Document layout detection data:
-=-=-=-=-

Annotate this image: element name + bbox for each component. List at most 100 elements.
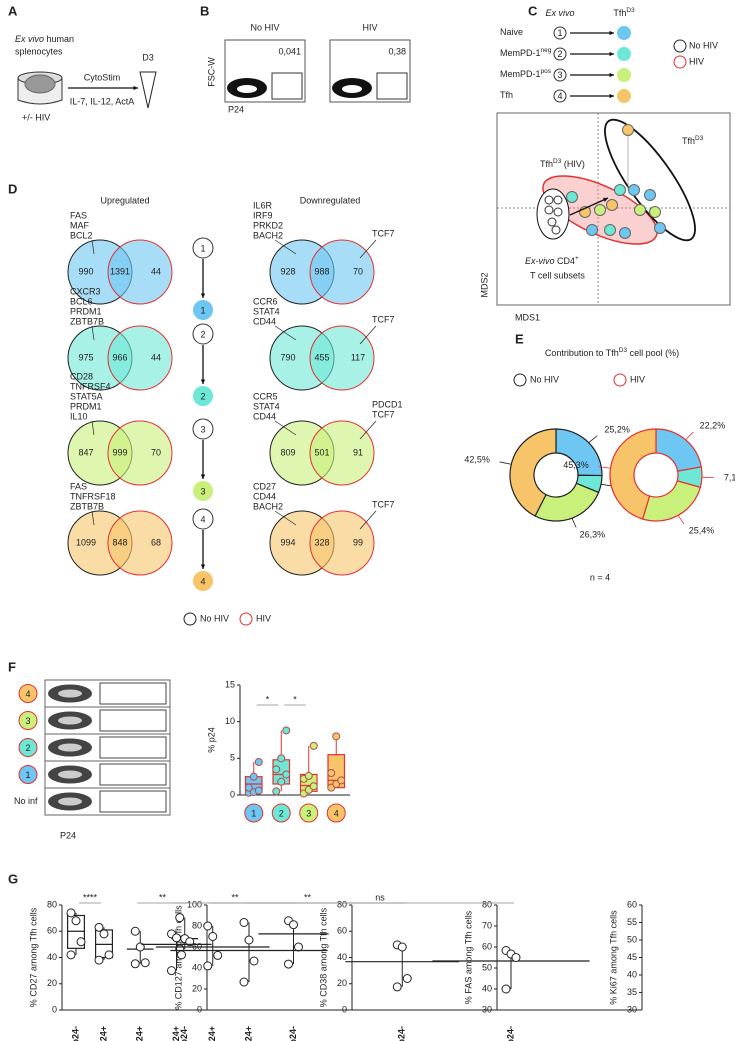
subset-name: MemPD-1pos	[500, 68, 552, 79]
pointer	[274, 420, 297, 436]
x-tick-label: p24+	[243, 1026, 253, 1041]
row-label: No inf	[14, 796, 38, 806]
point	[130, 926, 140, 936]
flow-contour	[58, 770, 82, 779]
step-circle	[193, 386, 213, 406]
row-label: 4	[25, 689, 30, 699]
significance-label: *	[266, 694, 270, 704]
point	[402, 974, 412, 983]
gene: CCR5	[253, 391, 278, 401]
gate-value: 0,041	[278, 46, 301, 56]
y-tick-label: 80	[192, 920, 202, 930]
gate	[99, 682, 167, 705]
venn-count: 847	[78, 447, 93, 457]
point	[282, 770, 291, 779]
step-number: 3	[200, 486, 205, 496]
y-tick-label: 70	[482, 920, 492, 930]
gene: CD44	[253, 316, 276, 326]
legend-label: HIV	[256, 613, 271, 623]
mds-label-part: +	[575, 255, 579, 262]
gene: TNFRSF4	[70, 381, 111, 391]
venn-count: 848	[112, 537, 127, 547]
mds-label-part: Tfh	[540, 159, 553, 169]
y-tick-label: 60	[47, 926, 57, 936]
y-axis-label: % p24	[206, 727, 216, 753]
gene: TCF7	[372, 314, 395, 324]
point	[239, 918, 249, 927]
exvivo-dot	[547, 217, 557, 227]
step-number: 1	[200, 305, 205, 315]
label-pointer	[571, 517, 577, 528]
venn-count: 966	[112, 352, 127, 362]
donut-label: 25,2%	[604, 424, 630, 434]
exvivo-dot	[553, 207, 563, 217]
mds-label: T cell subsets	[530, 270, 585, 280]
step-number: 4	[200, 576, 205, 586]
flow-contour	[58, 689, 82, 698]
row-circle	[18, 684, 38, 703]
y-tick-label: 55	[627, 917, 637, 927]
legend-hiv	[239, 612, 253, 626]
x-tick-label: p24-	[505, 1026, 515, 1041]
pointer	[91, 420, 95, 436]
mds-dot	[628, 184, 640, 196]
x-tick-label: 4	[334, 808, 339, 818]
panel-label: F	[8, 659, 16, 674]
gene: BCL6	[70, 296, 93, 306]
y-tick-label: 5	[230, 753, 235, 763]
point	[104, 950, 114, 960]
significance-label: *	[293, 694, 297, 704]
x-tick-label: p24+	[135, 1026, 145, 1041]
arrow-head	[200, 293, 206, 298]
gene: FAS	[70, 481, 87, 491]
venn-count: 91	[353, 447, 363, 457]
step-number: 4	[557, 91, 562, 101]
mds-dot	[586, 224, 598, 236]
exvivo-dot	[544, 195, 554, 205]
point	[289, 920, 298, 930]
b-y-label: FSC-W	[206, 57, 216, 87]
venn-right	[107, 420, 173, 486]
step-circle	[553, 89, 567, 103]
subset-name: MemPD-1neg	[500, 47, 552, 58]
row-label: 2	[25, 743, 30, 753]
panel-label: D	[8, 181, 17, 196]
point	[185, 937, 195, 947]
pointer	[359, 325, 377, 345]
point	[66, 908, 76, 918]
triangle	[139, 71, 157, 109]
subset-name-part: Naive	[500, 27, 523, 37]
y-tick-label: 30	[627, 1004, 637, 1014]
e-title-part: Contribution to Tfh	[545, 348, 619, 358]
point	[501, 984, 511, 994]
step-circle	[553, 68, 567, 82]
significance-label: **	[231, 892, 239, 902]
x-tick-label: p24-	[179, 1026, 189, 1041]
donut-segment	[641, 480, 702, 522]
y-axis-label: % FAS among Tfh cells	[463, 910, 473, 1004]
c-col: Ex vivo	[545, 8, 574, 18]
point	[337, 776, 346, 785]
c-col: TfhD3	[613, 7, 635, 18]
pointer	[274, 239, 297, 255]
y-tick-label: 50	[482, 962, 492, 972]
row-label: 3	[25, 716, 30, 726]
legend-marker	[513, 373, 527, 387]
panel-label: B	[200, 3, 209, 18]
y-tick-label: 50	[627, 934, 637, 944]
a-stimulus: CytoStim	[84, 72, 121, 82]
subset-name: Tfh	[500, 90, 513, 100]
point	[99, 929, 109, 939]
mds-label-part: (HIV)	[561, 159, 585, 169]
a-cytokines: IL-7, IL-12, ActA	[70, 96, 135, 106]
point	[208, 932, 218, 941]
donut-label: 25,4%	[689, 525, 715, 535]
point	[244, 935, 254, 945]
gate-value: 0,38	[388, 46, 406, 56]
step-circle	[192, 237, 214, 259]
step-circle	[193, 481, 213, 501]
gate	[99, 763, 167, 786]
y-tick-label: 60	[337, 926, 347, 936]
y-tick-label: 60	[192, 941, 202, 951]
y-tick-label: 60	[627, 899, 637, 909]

-=-=-=-=-

Problem statement:
Reading through the records above, report each line in which the string "value" is found.

Output of the task:
gate-value: 0,041	[278, 46, 301, 56]
gate-value: 0,38	[388, 46, 406, 56]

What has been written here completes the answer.